-- WHAT THIS TASK INVOLVES --
Reproduce all of the data exactly.

— start —

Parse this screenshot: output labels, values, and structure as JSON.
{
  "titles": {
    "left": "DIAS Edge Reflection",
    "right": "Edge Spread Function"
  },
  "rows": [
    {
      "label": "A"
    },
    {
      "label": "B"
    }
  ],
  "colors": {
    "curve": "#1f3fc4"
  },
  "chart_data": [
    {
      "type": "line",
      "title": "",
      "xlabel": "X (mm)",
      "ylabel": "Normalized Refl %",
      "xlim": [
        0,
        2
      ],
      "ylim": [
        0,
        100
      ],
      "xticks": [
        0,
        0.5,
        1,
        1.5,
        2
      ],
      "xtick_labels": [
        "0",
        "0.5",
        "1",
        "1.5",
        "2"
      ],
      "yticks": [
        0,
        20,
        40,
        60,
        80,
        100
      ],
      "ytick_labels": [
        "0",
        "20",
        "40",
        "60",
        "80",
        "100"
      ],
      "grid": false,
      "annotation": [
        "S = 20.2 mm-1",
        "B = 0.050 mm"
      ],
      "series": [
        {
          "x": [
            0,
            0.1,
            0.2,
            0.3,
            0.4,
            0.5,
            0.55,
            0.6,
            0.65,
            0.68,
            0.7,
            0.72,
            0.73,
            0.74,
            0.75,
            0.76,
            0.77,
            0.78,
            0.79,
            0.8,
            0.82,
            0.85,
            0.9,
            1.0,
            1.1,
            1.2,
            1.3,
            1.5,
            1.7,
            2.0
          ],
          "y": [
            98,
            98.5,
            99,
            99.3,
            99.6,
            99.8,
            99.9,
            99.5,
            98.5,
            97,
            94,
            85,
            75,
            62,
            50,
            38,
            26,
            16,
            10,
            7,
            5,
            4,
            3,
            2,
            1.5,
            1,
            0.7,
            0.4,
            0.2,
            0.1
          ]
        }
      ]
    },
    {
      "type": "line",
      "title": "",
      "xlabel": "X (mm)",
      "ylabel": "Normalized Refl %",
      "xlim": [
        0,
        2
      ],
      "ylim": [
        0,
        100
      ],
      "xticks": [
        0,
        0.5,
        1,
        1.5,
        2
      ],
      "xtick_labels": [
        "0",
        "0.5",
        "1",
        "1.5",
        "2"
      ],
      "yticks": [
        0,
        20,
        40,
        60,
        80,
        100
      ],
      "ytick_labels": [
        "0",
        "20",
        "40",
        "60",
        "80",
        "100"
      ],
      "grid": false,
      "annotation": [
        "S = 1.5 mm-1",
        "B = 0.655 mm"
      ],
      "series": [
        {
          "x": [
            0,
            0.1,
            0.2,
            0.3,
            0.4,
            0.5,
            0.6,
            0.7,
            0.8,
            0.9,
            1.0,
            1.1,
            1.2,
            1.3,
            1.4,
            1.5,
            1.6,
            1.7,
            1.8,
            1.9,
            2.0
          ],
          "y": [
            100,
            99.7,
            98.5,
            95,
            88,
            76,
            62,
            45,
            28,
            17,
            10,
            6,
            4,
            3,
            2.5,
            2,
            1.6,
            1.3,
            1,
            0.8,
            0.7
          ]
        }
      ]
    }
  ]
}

— end —

-- THE COMPLETED TASK --
Parse this screenshot: output labels, values, and structure as JSON.
{
  "titles": {
    "left": "DIAS Edge Reflection",
    "right": "Edge Spread Function"
  },
  "rows": [
    {
      "label": "A"
    },
    {
      "label": "B"
    }
  ],
  "colors": {
    "curve": "#1f3fc4"
  },
  "chart_data": [
    {
      "type": "line",
      "title": "",
      "xlabel": "X (mm)",
      "ylabel": "Normalized Refl %",
      "xlim": [
        0,
        2
      ],
      "ylim": [
        0,
        100
      ],
      "xticks": [
        0,
        0.5,
        1,
        1.5,
        2
      ],
      "xtick_labels": [
        "0",
        "0.5",
        "1",
        "1.5",
        "2"
      ],
      "yticks": [
        0,
        20,
        40,
        60,
        80,
        100
      ],
      "ytick_labels": [
        "0",
        "20",
        "40",
        "60",
        "80",
        "100"
      ],
      "grid": false,
      "annotation": [
        "S = 20.2 mm-1",
        "B = 0.050 mm"
      ],
      "series": [
        {
          "x": [
            0,
            0.1,
            0.2,
            0.3,
            0.4,
            0.5,
            0.55,
            0.6,
            0.65,
            0.68,
            0.7,
            0.72,
            0.73,
            0.74,
            0.75,
            0.76,
            0.77,
            0.78,
            0.79,
            0.8,
            0.82,
            0.85,
            0.9,
            1.0,
            1.1,
            1.2,
            1.3,
            1.5,
            1.7,
            2.0
          ],
          "y": [
            98,
            98.5,
            99,
            99.3,
            99.6,
            99.8,
            99.9,
            99.5,
            98.5,
            97,
            94,
            85,
            75,
            62,
            50,
            38,
            26,
            16,
            10,
            7,
            5,
            4,
            3,
            2,
            1.5,
            1,
            0.7,
            0.4,
            0.2,
            0.1
          ]
        }
      ]
    },
    {
      "type": "line",
      "title": "",
      "xlabel": "X (mm)",
      "ylabel": "Normalized Refl %",
      "xlim": [
        0,
        2
      ],
      "ylim": [
        0,
        100
      ],
      "xticks": [
        0,
        0.5,
        1,
        1.5,
        2
      ],
      "xtick_labels": [
        "0",
        "0.5",
        "1",
        "1.5",
        "2"
      ],
      "yticks": [
        0,
        20,
        40,
        60,
        80,
        100
      ],
      "ytick_labels": [
        "0",
        "20",
        "40",
        "60",
        "80",
        "100"
      ],
      "grid": false,
      "annotation": [
        "S = 1.5 mm-1",
        "B = 0.655 mm"
      ],
      "series": [
        {
          "x": [
            0,
            0.1,
            0.2,
            0.3,
            0.4,
            0.5,
            0.6,
            0.7,
            0.8,
            0.9,
            1.0,
            1.1,
            1.2,
            1.3,
            1.4,
            1.5,
            1.6,
            1.7,
            1.8,
            1.9,
            2.0
          ],
          "y": [
            100,
            99.7,
            98.5,
            95,
            88,
            76,
            62,
            45,
            28,
            17,
            10,
            6,
            4,
            3,
            2.5,
            2,
            1.6,
            1.3,
            1,
            0.8,
            0.7
          ]
        }
      ]
    }
  ]
}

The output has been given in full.